▶ **DIRECTIVE**: Select every line holding the word "煤企债发行量及净融资额走势" and copy it.

▶ **ITEMS**:
++++++++++

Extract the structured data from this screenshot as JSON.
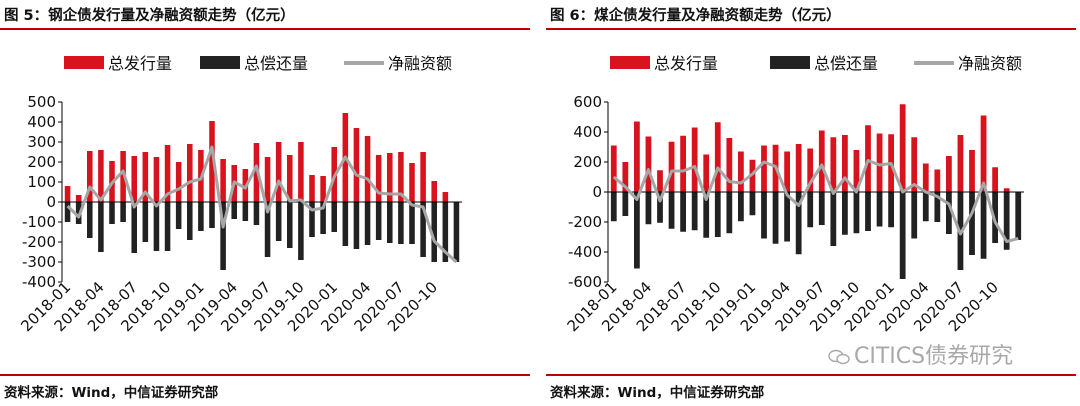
{
  "charts": [
    {
      "title": "图 5：钢企债发行量及净融资额走势（亿元）",
      "source": "资料来源：Wind，中信证券研究部",
      "chart_data": {
        "type": "bar",
        "title": "图 5：钢企债发行量及净融资额走势（亿元）",
        "xlabel": "",
        "ylabel": "",
        "ylim": [
          -400,
          500
        ],
        "yticks": [
          -400,
          -300,
          -200,
          -100,
          0,
          100,
          200,
          300,
          400,
          500
        ],
        "xtick_labels": [
          "2018-01",
          "2018-04",
          "2018-07",
          "2018-10",
          "2019-01",
          "2019-04",
          "2019-07",
          "2019-10",
          "2020-01",
          "2020-04",
          "2020-07",
          "2020-10"
        ],
        "legend_position": "top",
        "grid": false,
        "categories": [
          "2018-01",
          "2018-02",
          "2018-03",
          "2018-04",
          "2018-05",
          "2018-06",
          "2018-07",
          "2018-08",
          "2018-09",
          "2018-10",
          "2018-11",
          "2018-12",
          "2019-01",
          "2019-02",
          "2019-03",
          "2019-04",
          "2019-05",
          "2019-06",
          "2019-07",
          "2019-08",
          "2019-09",
          "2019-10",
          "2019-11",
          "2019-12",
          "2020-01",
          "2020-02",
          "2020-03",
          "2020-04",
          "2020-05",
          "2020-06",
          "2020-07",
          "2020-08",
          "2020-09",
          "2020-10",
          "2020-11",
          "2020-12"
        ],
        "series": [
          {
            "name": "总发行量",
            "kind": "bar",
            "color": "#d7141e",
            "values": [
              80,
              35,
              255,
              260,
              205,
              255,
              230,
              250,
              225,
              285,
              200,
              290,
              260,
              405,
              215,
              185,
              165,
              295,
              225,
              300,
              235,
              300,
              135,
              130,
              275,
              445,
              370,
              330,
              235,
              245,
              250,
              195,
              250,
              105,
              50,
              0
            ]
          },
          {
            "name": "总偿还量",
            "kind": "bar",
            "color": "#222222",
            "values": [
              -100,
              -110,
              -180,
              -250,
              -110,
              -100,
              -255,
              -200,
              -245,
              -245,
              -135,
              -190,
              -145,
              -130,
              -340,
              -85,
              -95,
              -115,
              -275,
              -195,
              -230,
              -290,
              -175,
              -160,
              -150,
              -220,
              -235,
              -215,
              -190,
              -205,
              -210,
              -210,
              -275,
              -300,
              -300,
              -300
            ]
          },
          {
            "name": "净融资额",
            "kind": "line",
            "color": "#a6a6a6",
            "values": [
              -20,
              -75,
              75,
              10,
              95,
              155,
              -25,
              50,
              -20,
              40,
              65,
              100,
              115,
              275,
              -125,
              100,
              70,
              180,
              -50,
              105,
              5,
              10,
              -40,
              -30,
              125,
              225,
              135,
              115,
              45,
              40,
              40,
              -15,
              -25,
              -195,
              -250,
              -300
            ]
          }
        ]
      }
    },
    {
      "title": "图 6：煤企债发行量及净融资额走势（亿元）",
      "source": "资料来源：Wind，中信证券研究部",
      "chart_data": {
        "type": "bar",
        "title": "图 6：煤企债发行量及净融资额走势（亿元）",
        "xlabel": "",
        "ylabel": "",
        "ylim": [
          -600,
          600
        ],
        "yticks": [
          -600,
          -400,
          -200,
          0,
          200,
          400,
          600
        ],
        "xtick_labels": [
          "2018-01",
          "2018-04",
          "2018-07",
          "2018-10",
          "2019-01",
          "2019-04",
          "2019-07",
          "2019-10",
          "2020-01",
          "2020-04",
          "2020-07",
          "2020-10"
        ],
        "legend_position": "top",
        "grid": false,
        "categories": [
          "2018-01",
          "2018-02",
          "2018-03",
          "2018-04",
          "2018-05",
          "2018-06",
          "2018-07",
          "2018-08",
          "2018-09",
          "2018-10",
          "2018-11",
          "2018-12",
          "2019-01",
          "2019-02",
          "2019-03",
          "2019-04",
          "2019-05",
          "2019-06",
          "2019-07",
          "2019-08",
          "2019-09",
          "2019-10",
          "2019-11",
          "2019-12",
          "2020-01",
          "2020-02",
          "2020-03",
          "2020-04",
          "2020-05",
          "2020-06",
          "2020-07",
          "2020-08",
          "2020-09",
          "2020-10",
          "2020-11",
          "2020-12"
        ],
        "series": [
          {
            "name": "总发行量",
            "kind": "bar",
            "color": "#d7141e",
            "values": [
              310,
              200,
              470,
              370,
              145,
              335,
              375,
              430,
              250,
              465,
              360,
              270,
              215,
              310,
              315,
              270,
              320,
              290,
              410,
              365,
              380,
              280,
              445,
              390,
              385,
              585,
              365,
              190,
              150,
              240,
              380,
              280,
              510,
              165,
              25,
              0
            ]
          },
          {
            "name": "总偿还量",
            "kind": "bar",
            "color": "#222222",
            "values": [
              -195,
              -160,
              -510,
              -215,
              -205,
              -245,
              -265,
              -255,
              -305,
              -300,
              -275,
              -195,
              -155,
              -310,
              -345,
              -330,
              -415,
              -235,
              -220,
              -360,
              -285,
              -275,
              -260,
              -230,
              -235,
              -580,
              -310,
              -195,
              -200,
              -280,
              -520,
              -420,
              -445,
              -340,
              -385,
              -320
            ]
          },
          {
            "name": "净融资额",
            "kind": "line",
            "color": "#a6a6a6",
            "values": [
              100,
              35,
              -50,
              150,
              -60,
              140,
              140,
              170,
              -50,
              160,
              70,
              60,
              120,
              200,
              170,
              -20,
              -90,
              60,
              180,
              -10,
              95,
              0,
              210,
              180,
              190,
              0,
              50,
              0,
              -30,
              -80,
              -280,
              -140,
              60,
              -200,
              -330,
              -310
            ]
          }
        ]
      }
    }
  ],
  "watermark": "CITICS债券研究"
}
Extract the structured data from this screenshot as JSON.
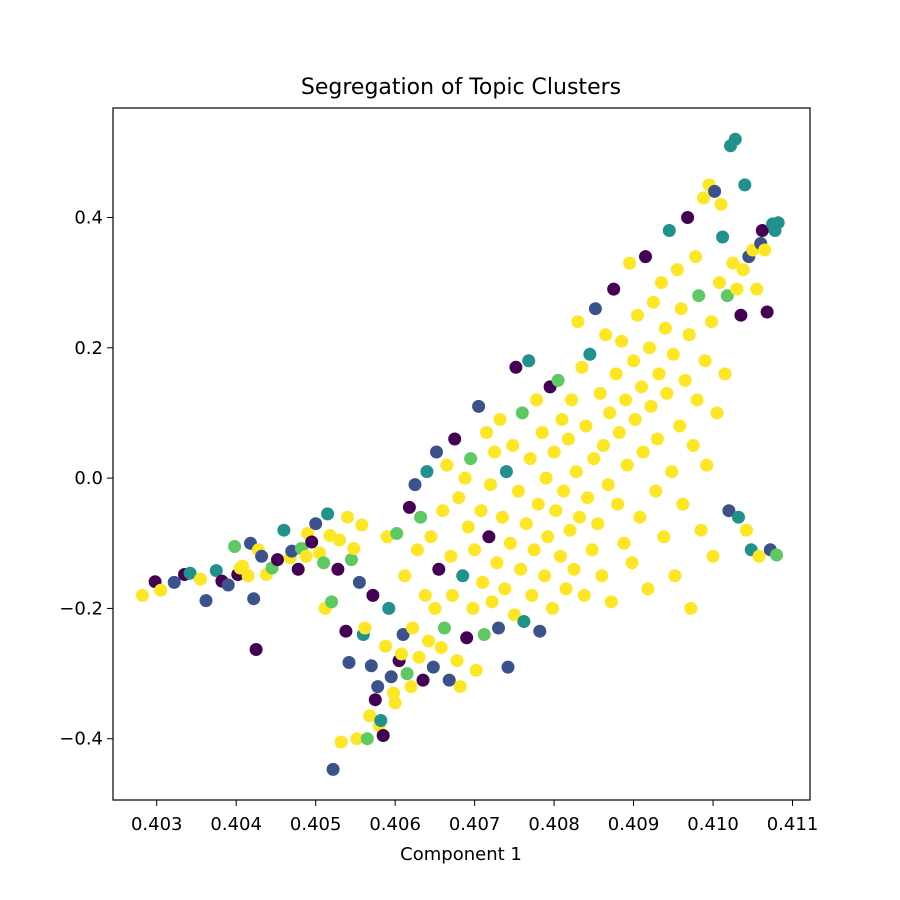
{
  "chart_data": {
    "type": "scatter",
    "title": "Segregation of Topic Clusters",
    "xlabel": "Component 1",
    "ylabel": "",
    "xlim": [
      0.40245,
      0.41122
    ],
    "ylim": [
      -0.494,
      0.568
    ],
    "grid": false,
    "legend": "none",
    "x_ticks": [
      {
        "value": 0.403,
        "label": "0.403"
      },
      {
        "value": 0.404,
        "label": "0.404"
      },
      {
        "value": 0.405,
        "label": "0.405"
      },
      {
        "value": 0.406,
        "label": "0.406"
      },
      {
        "value": 0.407,
        "label": "0.407"
      },
      {
        "value": 0.408,
        "label": "0.408"
      },
      {
        "value": 0.409,
        "label": "0.409"
      },
      {
        "value": 0.41,
        "label": "0.410"
      },
      {
        "value": 0.411,
        "label": "0.411"
      }
    ],
    "y_ticks": [
      {
        "value": -0.4,
        "label": "−0.4"
      },
      {
        "value": -0.2,
        "label": "−0.2"
      },
      {
        "value": 0.0,
        "label": "0.0"
      },
      {
        "value": 0.2,
        "label": "0.2"
      },
      {
        "value": 0.4,
        "label": "0.4"
      }
    ],
    "cluster_colors": [
      "#440154",
      "#3b528b",
      "#21918c",
      "#5ec962",
      "#fde725"
    ],
    "points": [
      [
        0.40282,
        -0.18,
        4
      ],
      [
        0.40298,
        -0.159,
        0
      ],
      [
        0.40305,
        -0.172,
        4
      ],
      [
        0.40322,
        -0.16,
        1
      ],
      [
        0.40335,
        -0.148,
        0
      ],
      [
        0.40342,
        -0.146,
        2
      ],
      [
        0.40355,
        -0.155,
        4
      ],
      [
        0.40362,
        -0.188,
        1
      ],
      [
        0.40375,
        -0.142,
        2
      ],
      [
        0.40382,
        -0.158,
        0
      ],
      [
        0.4039,
        -0.164,
        1
      ],
      [
        0.40398,
        -0.105,
        3
      ],
      [
        0.40402,
        -0.148,
        0
      ],
      [
        0.40405,
        -0.138,
        4
      ],
      [
        0.40408,
        -0.135,
        4
      ],
      [
        0.40415,
        -0.15,
        4
      ],
      [
        0.40418,
        -0.1,
        1
      ],
      [
        0.40422,
        -0.185,
        1
      ],
      [
        0.40425,
        -0.263,
        0
      ],
      [
        0.40428,
        -0.11,
        4
      ],
      [
        0.40432,
        -0.12,
        1
      ],
      [
        0.40438,
        -0.148,
        4
      ],
      [
        0.40445,
        -0.138,
        3
      ],
      [
        0.40452,
        -0.125,
        0
      ],
      [
        0.4046,
        -0.08,
        2
      ],
      [
        0.40468,
        -0.122,
        4
      ],
      [
        0.4047,
        -0.112,
        1
      ],
      [
        0.40478,
        -0.14,
        0
      ],
      [
        0.40482,
        -0.108,
        3
      ],
      [
        0.40488,
        -0.12,
        4
      ],
      [
        0.4049,
        -0.085,
        4
      ],
      [
        0.40495,
        -0.098,
        0
      ],
      [
        0.405,
        -0.07,
        1
      ],
      [
        0.40505,
        -0.115,
        4
      ],
      [
        0.4051,
        -0.13,
        3
      ],
      [
        0.40512,
        -0.2,
        4
      ],
      [
        0.40515,
        -0.055,
        2
      ],
      [
        0.40518,
        -0.088,
        4
      ],
      [
        0.4052,
        -0.19,
        3
      ],
      [
        0.40522,
        -0.447,
        1
      ],
      [
        0.40528,
        -0.14,
        0
      ],
      [
        0.4053,
        -0.095,
        4
      ],
      [
        0.40532,
        -0.405,
        4
      ],
      [
        0.40538,
        -0.235,
        0
      ],
      [
        0.4054,
        -0.06,
        4
      ],
      [
        0.40542,
        -0.283,
        1
      ],
      [
        0.40545,
        -0.125,
        3
      ],
      [
        0.40548,
        -0.108,
        4
      ],
      [
        0.40552,
        -0.4,
        4
      ],
      [
        0.40555,
        -0.16,
        1
      ],
      [
        0.40558,
        -0.072,
        4
      ],
      [
        0.4056,
        -0.24,
        2
      ],
      [
        0.40562,
        -0.23,
        4
      ],
      [
        0.40565,
        -0.4,
        3
      ],
      [
        0.40568,
        -0.365,
        4
      ],
      [
        0.4057,
        -0.288,
        1
      ],
      [
        0.40572,
        -0.18,
        0
      ],
      [
        0.40575,
        -0.34,
        0
      ],
      [
        0.40578,
        -0.32,
        1
      ],
      [
        0.4058,
        -0.38,
        4
      ],
      [
        0.40582,
        -0.372,
        2
      ],
      [
        0.40585,
        -0.395,
        0
      ],
      [
        0.40588,
        -0.258,
        4
      ],
      [
        0.4059,
        -0.09,
        4
      ],
      [
        0.40592,
        -0.2,
        2
      ],
      [
        0.40595,
        -0.305,
        1
      ],
      [
        0.40598,
        -0.33,
        4
      ],
      [
        0.406,
        -0.345,
        4
      ],
      [
        0.40602,
        -0.085,
        3
      ],
      [
        0.40605,
        -0.28,
        0
      ],
      [
        0.40608,
        -0.27,
        4
      ],
      [
        0.4061,
        -0.24,
        1
      ],
      [
        0.40612,
        -0.15,
        4
      ],
      [
        0.40615,
        -0.3,
        3
      ],
      [
        0.40618,
        -0.045,
        0
      ],
      [
        0.4062,
        -0.32,
        4
      ],
      [
        0.40622,
        -0.23,
        4
      ],
      [
        0.40625,
        -0.01,
        1
      ],
      [
        0.40628,
        -0.11,
        4
      ],
      [
        0.4063,
        -0.275,
        4
      ],
      [
        0.40632,
        -0.06,
        3
      ],
      [
        0.40635,
        -0.31,
        0
      ],
      [
        0.40638,
        -0.18,
        4
      ],
      [
        0.4064,
        0.01,
        2
      ],
      [
        0.40642,
        -0.25,
        4
      ],
      [
        0.40645,
        -0.09,
        4
      ],
      [
        0.40648,
        -0.29,
        1
      ],
      [
        0.4065,
        -0.2,
        4
      ],
      [
        0.40652,
        0.04,
        1
      ],
      [
        0.40655,
        -0.14,
        0
      ],
      [
        0.40658,
        -0.26,
        4
      ],
      [
        0.4066,
        -0.05,
        4
      ],
      [
        0.40662,
        -0.23,
        3
      ],
      [
        0.40665,
        0.02,
        4
      ],
      [
        0.40668,
        -0.31,
        1
      ],
      [
        0.4067,
        -0.12,
        4
      ],
      [
        0.40672,
        -0.18,
        4
      ],
      [
        0.40675,
        0.06,
        0
      ],
      [
        0.40678,
        -0.28,
        4
      ],
      [
        0.4068,
        -0.03,
        4
      ],
      [
        0.40682,
        -0.32,
        4
      ],
      [
        0.40685,
        -0.15,
        2
      ],
      [
        0.40688,
        0.0,
        4
      ],
      [
        0.4069,
        -0.245,
        0
      ],
      [
        0.40692,
        -0.075,
        4
      ],
      [
        0.40695,
        0.03,
        3
      ],
      [
        0.40698,
        -0.2,
        4
      ],
      [
        0.407,
        -0.11,
        4
      ],
      [
        0.40702,
        -0.295,
        4
      ],
      [
        0.40705,
        0.11,
        1
      ],
      [
        0.40708,
        -0.05,
        4
      ],
      [
        0.4071,
        -0.16,
        4
      ],
      [
        0.40712,
        -0.24,
        3
      ],
      [
        0.40715,
        0.07,
        4
      ],
      [
        0.40718,
        -0.09,
        0
      ],
      [
        0.4072,
        -0.01,
        4
      ],
      [
        0.40722,
        -0.19,
        4
      ],
      [
        0.40725,
        0.04,
        4
      ],
      [
        0.40728,
        -0.13,
        4
      ],
      [
        0.4073,
        -0.23,
        1
      ],
      [
        0.40732,
        0.09,
        4
      ],
      [
        0.40735,
        -0.06,
        4
      ],
      [
        0.40738,
        -0.17,
        4
      ],
      [
        0.4074,
        0.01,
        2
      ],
      [
        0.40742,
        -0.29,
        1
      ],
      [
        0.40745,
        -0.1,
        4
      ],
      [
        0.40748,
        0.05,
        4
      ],
      [
        0.4075,
        -0.21,
        4
      ],
      [
        0.40752,
        0.17,
        0
      ],
      [
        0.40755,
        -0.02,
        4
      ],
      [
        0.40758,
        -0.14,
        4
      ],
      [
        0.4076,
        0.1,
        3
      ],
      [
        0.40762,
        -0.22,
        2
      ],
      [
        0.40765,
        -0.07,
        4
      ],
      [
        0.40768,
        0.18,
        2
      ],
      [
        0.4077,
        0.03,
        4
      ],
      [
        0.40772,
        -0.18,
        4
      ],
      [
        0.40775,
        -0.11,
        4
      ],
      [
        0.40778,
        0.12,
        4
      ],
      [
        0.4078,
        -0.04,
        4
      ],
      [
        0.40782,
        -0.235,
        1
      ],
      [
        0.40785,
        0.07,
        4
      ],
      [
        0.40788,
        -0.15,
        4
      ],
      [
        0.4079,
        0.0,
        4
      ],
      [
        0.40792,
        -0.09,
        4
      ],
      [
        0.40795,
        0.14,
        0
      ],
      [
        0.40798,
        -0.2,
        4
      ],
      [
        0.408,
        0.04,
        4
      ],
      [
        0.40802,
        -0.05,
        4
      ],
      [
        0.40805,
        0.15,
        3
      ],
      [
        0.40808,
        -0.12,
        4
      ],
      [
        0.4081,
        0.09,
        4
      ],
      [
        0.40812,
        -0.02,
        4
      ],
      [
        0.40815,
        -0.17,
        4
      ],
      [
        0.40818,
        0.06,
        4
      ],
      [
        0.4082,
        -0.08,
        4
      ],
      [
        0.40822,
        0.12,
        4
      ],
      [
        0.40825,
        -0.14,
        4
      ],
      [
        0.40828,
        0.01,
        4
      ],
      [
        0.4083,
        0.24,
        4
      ],
      [
        0.40832,
        -0.06,
        4
      ],
      [
        0.40835,
        0.17,
        4
      ],
      [
        0.40838,
        -0.18,
        4
      ],
      [
        0.4084,
        0.08,
        4
      ],
      [
        0.40842,
        -0.03,
        4
      ],
      [
        0.40845,
        0.19,
        2
      ],
      [
        0.40848,
        -0.11,
        4
      ],
      [
        0.4085,
        0.03,
        4
      ],
      [
        0.40852,
        0.26,
        1
      ],
      [
        0.40855,
        -0.07,
        4
      ],
      [
        0.40858,
        0.13,
        4
      ],
      [
        0.4086,
        -0.15,
        4
      ],
      [
        0.40862,
        0.05,
        4
      ],
      [
        0.40865,
        0.22,
        4
      ],
      [
        0.40868,
        -0.01,
        4
      ],
      [
        0.4087,
        0.1,
        4
      ],
      [
        0.40872,
        -0.19,
        4
      ],
      [
        0.40875,
        0.29,
        0
      ],
      [
        0.40878,
        0.16,
        4
      ],
      [
        0.4088,
        -0.04,
        4
      ],
      [
        0.40882,
        0.07,
        4
      ],
      [
        0.40885,
        0.21,
        4
      ],
      [
        0.40888,
        -0.1,
        4
      ],
      [
        0.4089,
        0.12,
        4
      ],
      [
        0.40892,
        0.02,
        4
      ],
      [
        0.40895,
        0.33,
        4
      ],
      [
        0.40898,
        -0.13,
        4
      ],
      [
        0.409,
        0.18,
        4
      ],
      [
        0.40902,
        0.09,
        4
      ],
      [
        0.40905,
        0.25,
        4
      ],
      [
        0.40908,
        -0.06,
        4
      ],
      [
        0.4091,
        0.14,
        4
      ],
      [
        0.40912,
        0.04,
        4
      ],
      [
        0.40915,
        0.34,
        0
      ],
      [
        0.40918,
        -0.17,
        4
      ],
      [
        0.4092,
        0.2,
        4
      ],
      [
        0.40922,
        0.11,
        4
      ],
      [
        0.40925,
        0.27,
        4
      ],
      [
        0.40928,
        -0.02,
        4
      ],
      [
        0.4093,
        0.06,
        4
      ],
      [
        0.40932,
        0.16,
        4
      ],
      [
        0.40935,
        0.3,
        4
      ],
      [
        0.40938,
        -0.09,
        4
      ],
      [
        0.4094,
        0.23,
        4
      ],
      [
        0.40942,
        0.13,
        4
      ],
      [
        0.40945,
        0.38,
        2
      ],
      [
        0.40948,
        0.01,
        4
      ],
      [
        0.4095,
        0.19,
        4
      ],
      [
        0.40952,
        -0.15,
        4
      ],
      [
        0.40955,
        0.32,
        4
      ],
      [
        0.40958,
        0.08,
        4
      ],
      [
        0.4096,
        0.26,
        4
      ],
      [
        0.40962,
        -0.04,
        4
      ],
      [
        0.40965,
        0.15,
        4
      ],
      [
        0.40968,
        0.4,
        0
      ],
      [
        0.4097,
        0.22,
        4
      ],
      [
        0.40972,
        -0.2,
        4
      ],
      [
        0.40975,
        0.05,
        4
      ],
      [
        0.40978,
        0.34,
        4
      ],
      [
        0.4098,
        0.12,
        4
      ],
      [
        0.40982,
        0.28,
        3
      ],
      [
        0.40985,
        -0.08,
        4
      ],
      [
        0.40988,
        0.43,
        4
      ],
      [
        0.4099,
        0.18,
        4
      ],
      [
        0.40992,
        0.02,
        4
      ],
      [
        0.40995,
        0.45,
        4
      ],
      [
        0.40998,
        0.24,
        4
      ],
      [
        0.41,
        -0.12,
        4
      ],
      [
        0.41002,
        0.44,
        1
      ],
      [
        0.41005,
        0.1,
        4
      ],
      [
        0.41008,
        0.3,
        4
      ],
      [
        0.4101,
        0.42,
        4
      ],
      [
        0.41012,
        0.37,
        2
      ],
      [
        0.41015,
        0.16,
        4
      ],
      [
        0.41018,
        0.28,
        3
      ],
      [
        0.4102,
        -0.05,
        1
      ],
      [
        0.41022,
        0.51,
        2
      ],
      [
        0.41025,
        0.33,
        4
      ],
      [
        0.41028,
        0.52,
        2
      ],
      [
        0.4103,
        0.29,
        4
      ],
      [
        0.41032,
        -0.06,
        2
      ],
      [
        0.41035,
        0.25,
        0
      ],
      [
        0.41038,
        0.32,
        4
      ],
      [
        0.4104,
        0.45,
        2
      ],
      [
        0.41042,
        -0.08,
        4
      ],
      [
        0.41045,
        0.34,
        1
      ],
      [
        0.41048,
        -0.11,
        2
      ],
      [
        0.4105,
        0.35,
        4
      ],
      [
        0.41055,
        0.29,
        4
      ],
      [
        0.41058,
        -0.12,
        4
      ],
      [
        0.4106,
        0.36,
        1
      ],
      [
        0.41062,
        0.38,
        0
      ],
      [
        0.41065,
        0.35,
        4
      ],
      [
        0.41068,
        0.255,
        0
      ],
      [
        0.41072,
        -0.11,
        1
      ],
      [
        0.41075,
        0.39,
        2
      ],
      [
        0.41078,
        0.38,
        2
      ],
      [
        0.4108,
        -0.118,
        3
      ],
      [
        0.41082,
        0.392,
        2
      ]
    ]
  }
}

++++++++++

▶ **SOLUTION FOR THIS EXERCISE**:
      "title": "图 6：煤企债发行量及净融资额走势（亿元）",
        "title": "图 6：煤企债发行量及净融资额走势（亿元）",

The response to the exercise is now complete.